» Exercise description: Give only the number of lines that hold the word "icon".

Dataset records
(begin)

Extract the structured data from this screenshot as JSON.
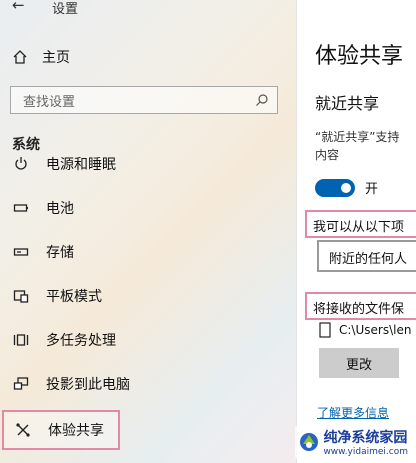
{
  "window": {
    "title": "设置"
  },
  "sidebar": {
    "home_label": "主页",
    "search_placeholder": "查找设置",
    "section_label": "系统",
    "items": [
      {
        "label": "电源和睡眠",
        "icon": "power-icon"
      },
      {
        "label": "电池",
        "icon": "battery-icon"
      },
      {
        "label": "存储",
        "icon": "storage-icon"
      },
      {
        "label": "平板模式",
        "icon": "tablet-mode-icon"
      },
      {
        "label": "多任务处理",
        "icon": "multitasking-icon"
      },
      {
        "label": "投影到此电脑",
        "icon": "projecting-icon"
      },
      {
        "label": "体验共享",
        "icon": "shared-experiences-icon",
        "active": true
      }
    ]
  },
  "main": {
    "title": "体验共享",
    "nearby_heading": "就近共享",
    "nearby_desc_line1": "“就近共享”支持",
    "nearby_desc_line2": "内容",
    "toggle_label": "开",
    "share_from_label": "我可以从以下项",
    "share_from_value": "附近的任何人",
    "save_location_label": "将接收的文件保",
    "save_path": "C:\\Users\\len",
    "change_button": "更改",
    "learn_more": "了解更多信息"
  },
  "watermark": {
    "text": "纯净系统家园",
    "url": "www.yidaimei.com"
  },
  "colors": {
    "accent": "#0063b1",
    "highlight": "#e18aa8"
  }
}
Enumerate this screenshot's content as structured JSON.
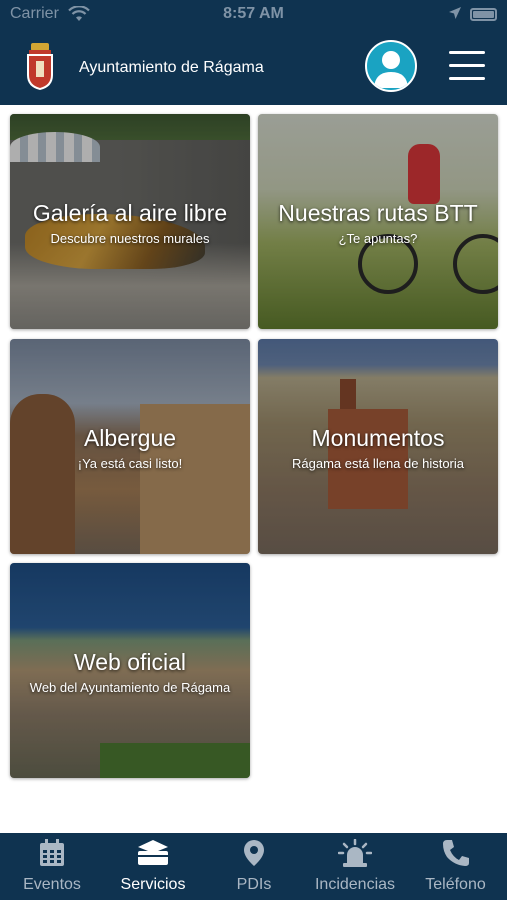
{
  "status_bar": {
    "carrier": "Carrier",
    "time": "8:57 AM"
  },
  "header": {
    "title": "Ayuntamiento de Rágama"
  },
  "cards": [
    {
      "title": "Galería al aire libre",
      "subtitle": "Descubre nuestros murales"
    },
    {
      "title": "Nuestras rutas BTT",
      "subtitle": "¿Te apuntas?"
    },
    {
      "title": "Albergue",
      "subtitle": "¡Ya está casi listo!"
    },
    {
      "title": "Monumentos",
      "subtitle": "Rágama está llena de historia"
    },
    {
      "title": "Web oficial",
      "subtitle": "Web del Ayuntamiento de Rágama"
    }
  ],
  "tabbar": {
    "active": "Servicios",
    "tabs": [
      {
        "label": "Eventos",
        "icon": "calendar-icon"
      },
      {
        "label": "Servicios",
        "icon": "services-icon"
      },
      {
        "label": "PDIs",
        "icon": "map-pin-icon"
      },
      {
        "label": "Incidencias",
        "icon": "alarm-light-icon"
      },
      {
        "label": "Teléfono",
        "icon": "phone-icon"
      }
    ]
  },
  "colors": {
    "navy": "#0f3350",
    "avatar_bg": "#1aa3c2",
    "tab_inactive": "#aab7c4",
    "tab_active": "#ffffff"
  }
}
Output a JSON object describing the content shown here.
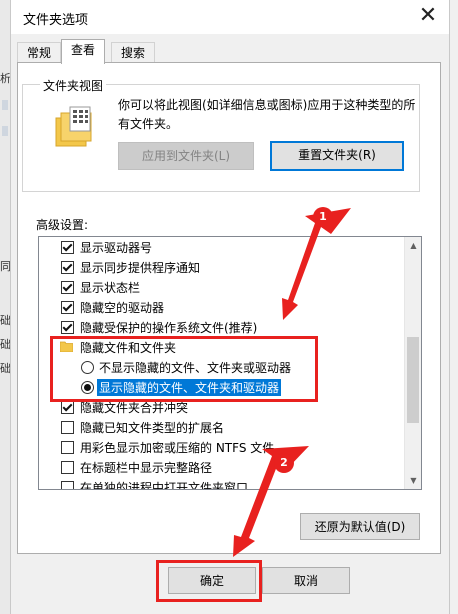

(end)

» Response below: 12